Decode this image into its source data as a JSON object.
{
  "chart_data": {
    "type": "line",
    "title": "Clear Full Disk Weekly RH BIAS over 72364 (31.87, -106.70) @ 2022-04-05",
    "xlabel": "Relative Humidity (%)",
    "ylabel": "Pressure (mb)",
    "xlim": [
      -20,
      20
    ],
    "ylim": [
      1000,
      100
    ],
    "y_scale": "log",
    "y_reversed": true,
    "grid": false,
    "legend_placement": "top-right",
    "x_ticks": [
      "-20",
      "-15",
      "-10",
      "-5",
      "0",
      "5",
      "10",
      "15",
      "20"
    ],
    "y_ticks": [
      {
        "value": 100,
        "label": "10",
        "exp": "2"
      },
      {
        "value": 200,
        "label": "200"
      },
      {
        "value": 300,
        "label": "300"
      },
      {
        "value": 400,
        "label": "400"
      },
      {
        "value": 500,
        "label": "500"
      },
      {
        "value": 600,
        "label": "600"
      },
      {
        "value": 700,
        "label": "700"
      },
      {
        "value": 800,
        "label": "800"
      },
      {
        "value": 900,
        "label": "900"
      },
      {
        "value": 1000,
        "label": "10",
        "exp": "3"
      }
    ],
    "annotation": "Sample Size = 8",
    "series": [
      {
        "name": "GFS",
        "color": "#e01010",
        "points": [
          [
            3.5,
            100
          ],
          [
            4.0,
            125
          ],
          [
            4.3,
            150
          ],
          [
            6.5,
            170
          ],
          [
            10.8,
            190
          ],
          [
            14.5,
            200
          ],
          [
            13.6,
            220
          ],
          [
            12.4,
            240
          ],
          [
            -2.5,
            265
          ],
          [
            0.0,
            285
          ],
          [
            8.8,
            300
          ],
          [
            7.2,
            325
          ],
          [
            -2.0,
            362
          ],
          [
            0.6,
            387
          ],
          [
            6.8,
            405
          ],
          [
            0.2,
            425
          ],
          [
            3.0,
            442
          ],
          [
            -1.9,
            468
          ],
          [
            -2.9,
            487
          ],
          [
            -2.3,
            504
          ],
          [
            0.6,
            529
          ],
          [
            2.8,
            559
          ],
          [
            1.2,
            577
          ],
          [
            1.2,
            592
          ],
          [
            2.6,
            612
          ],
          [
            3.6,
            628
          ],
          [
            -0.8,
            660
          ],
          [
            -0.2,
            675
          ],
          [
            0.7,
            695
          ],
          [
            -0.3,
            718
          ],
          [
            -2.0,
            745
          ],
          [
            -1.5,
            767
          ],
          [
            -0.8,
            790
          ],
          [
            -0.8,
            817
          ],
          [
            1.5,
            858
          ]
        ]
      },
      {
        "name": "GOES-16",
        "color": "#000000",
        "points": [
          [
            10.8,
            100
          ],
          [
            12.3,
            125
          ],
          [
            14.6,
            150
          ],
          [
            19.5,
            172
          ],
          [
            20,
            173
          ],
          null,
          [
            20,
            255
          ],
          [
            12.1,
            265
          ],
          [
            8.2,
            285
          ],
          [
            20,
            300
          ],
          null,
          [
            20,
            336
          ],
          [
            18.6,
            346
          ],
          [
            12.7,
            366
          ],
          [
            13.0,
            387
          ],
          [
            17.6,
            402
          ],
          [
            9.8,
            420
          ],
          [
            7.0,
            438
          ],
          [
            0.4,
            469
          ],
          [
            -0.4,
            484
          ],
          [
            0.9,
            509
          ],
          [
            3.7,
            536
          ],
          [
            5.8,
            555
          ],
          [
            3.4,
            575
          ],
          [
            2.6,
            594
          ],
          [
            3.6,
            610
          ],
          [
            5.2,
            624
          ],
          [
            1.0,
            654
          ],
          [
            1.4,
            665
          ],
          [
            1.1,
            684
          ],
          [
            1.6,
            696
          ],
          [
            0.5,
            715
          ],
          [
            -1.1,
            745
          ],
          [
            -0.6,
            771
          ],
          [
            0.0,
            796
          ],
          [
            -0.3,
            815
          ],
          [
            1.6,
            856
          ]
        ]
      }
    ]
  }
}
──────────
Copy each entry exactly, with nothing added or dropped.

### Result of this task
Decode this image into its source data as a JSON object.
{
  "chart_data": {
    "type": "line",
    "title": "Clear Full Disk Weekly RH BIAS over 72364 (31.87, -106.70) @ 2022-04-05",
    "xlabel": "Relative Humidity (%)",
    "ylabel": "Pressure (mb)",
    "xlim": [
      -20,
      20
    ],
    "ylim": [
      1000,
      100
    ],
    "y_scale": "log",
    "y_reversed": true,
    "grid": false,
    "legend_placement": "top-right",
    "x_ticks": [
      "-20",
      "-15",
      "-10",
      "-5",
      "0",
      "5",
      "10",
      "15",
      "20"
    ],
    "y_ticks": [
      {
        "value": 100,
        "label": "10",
        "exp": "2"
      },
      {
        "value": 200,
        "label": "200"
      },
      {
        "value": 300,
        "label": "300"
      },
      {
        "value": 400,
        "label": "400"
      },
      {
        "value": 500,
        "label": "500"
      },
      {
        "value": 600,
        "label": "600"
      },
      {
        "value": 700,
        "label": "700"
      },
      {
        "value": 800,
        "label": "800"
      },
      {
        "value": 900,
        "label": "900"
      },
      {
        "value": 1000,
        "label": "10",
        "exp": "3"
      }
    ],
    "annotation": "Sample Size = 8",
    "series": [
      {
        "name": "GFS",
        "color": "#e01010",
        "points": [
          [
            3.5,
            100
          ],
          [
            4.0,
            125
          ],
          [
            4.3,
            150
          ],
          [
            6.5,
            170
          ],
          [
            10.8,
            190
          ],
          [
            14.5,
            200
          ],
          [
            13.6,
            220
          ],
          [
            12.4,
            240
          ],
          [
            -2.5,
            265
          ],
          [
            0.0,
            285
          ],
          [
            8.8,
            300
          ],
          [
            7.2,
            325
          ],
          [
            -2.0,
            362
          ],
          [
            0.6,
            387
          ],
          [
            6.8,
            405
          ],
          [
            0.2,
            425
          ],
          [
            3.0,
            442
          ],
          [
            -1.9,
            468
          ],
          [
            -2.9,
            487
          ],
          [
            -2.3,
            504
          ],
          [
            0.6,
            529
          ],
          [
            2.8,
            559
          ],
          [
            1.2,
            577
          ],
          [
            1.2,
            592
          ],
          [
            2.6,
            612
          ],
          [
            3.6,
            628
          ],
          [
            -0.8,
            660
          ],
          [
            -0.2,
            675
          ],
          [
            0.7,
            695
          ],
          [
            -0.3,
            718
          ],
          [
            -2.0,
            745
          ],
          [
            -1.5,
            767
          ],
          [
            -0.8,
            790
          ],
          [
            -0.8,
            817
          ],
          [
            1.5,
            858
          ]
        ]
      },
      {
        "name": "GOES-16",
        "color": "#000000",
        "points": [
          [
            10.8,
            100
          ],
          [
            12.3,
            125
          ],
          [
            14.6,
            150
          ],
          [
            19.5,
            172
          ],
          [
            20,
            173
          ],
          null,
          [
            20,
            255
          ],
          [
            12.1,
            265
          ],
          [
            8.2,
            285
          ],
          [
            20,
            300
          ],
          null,
          [
            20,
            336
          ],
          [
            18.6,
            346
          ],
          [
            12.7,
            366
          ],
          [
            13.0,
            387
          ],
          [
            17.6,
            402
          ],
          [
            9.8,
            420
          ],
          [
            7.0,
            438
          ],
          [
            0.4,
            469
          ],
          [
            -0.4,
            484
          ],
          [
            0.9,
            509
          ],
          [
            3.7,
            536
          ],
          [
            5.8,
            555
          ],
          [
            3.4,
            575
          ],
          [
            2.6,
            594
          ],
          [
            3.6,
            610
          ],
          [
            5.2,
            624
          ],
          [
            1.0,
            654
          ],
          [
            1.4,
            665
          ],
          [
            1.1,
            684
          ],
          [
            1.6,
            696
          ],
          [
            0.5,
            715
          ],
          [
            -1.1,
            745
          ],
          [
            -0.6,
            771
          ],
          [
            0.0,
            796
          ],
          [
            -0.3,
            815
          ],
          [
            1.6,
            856
          ]
        ]
      }
    ]
  }
}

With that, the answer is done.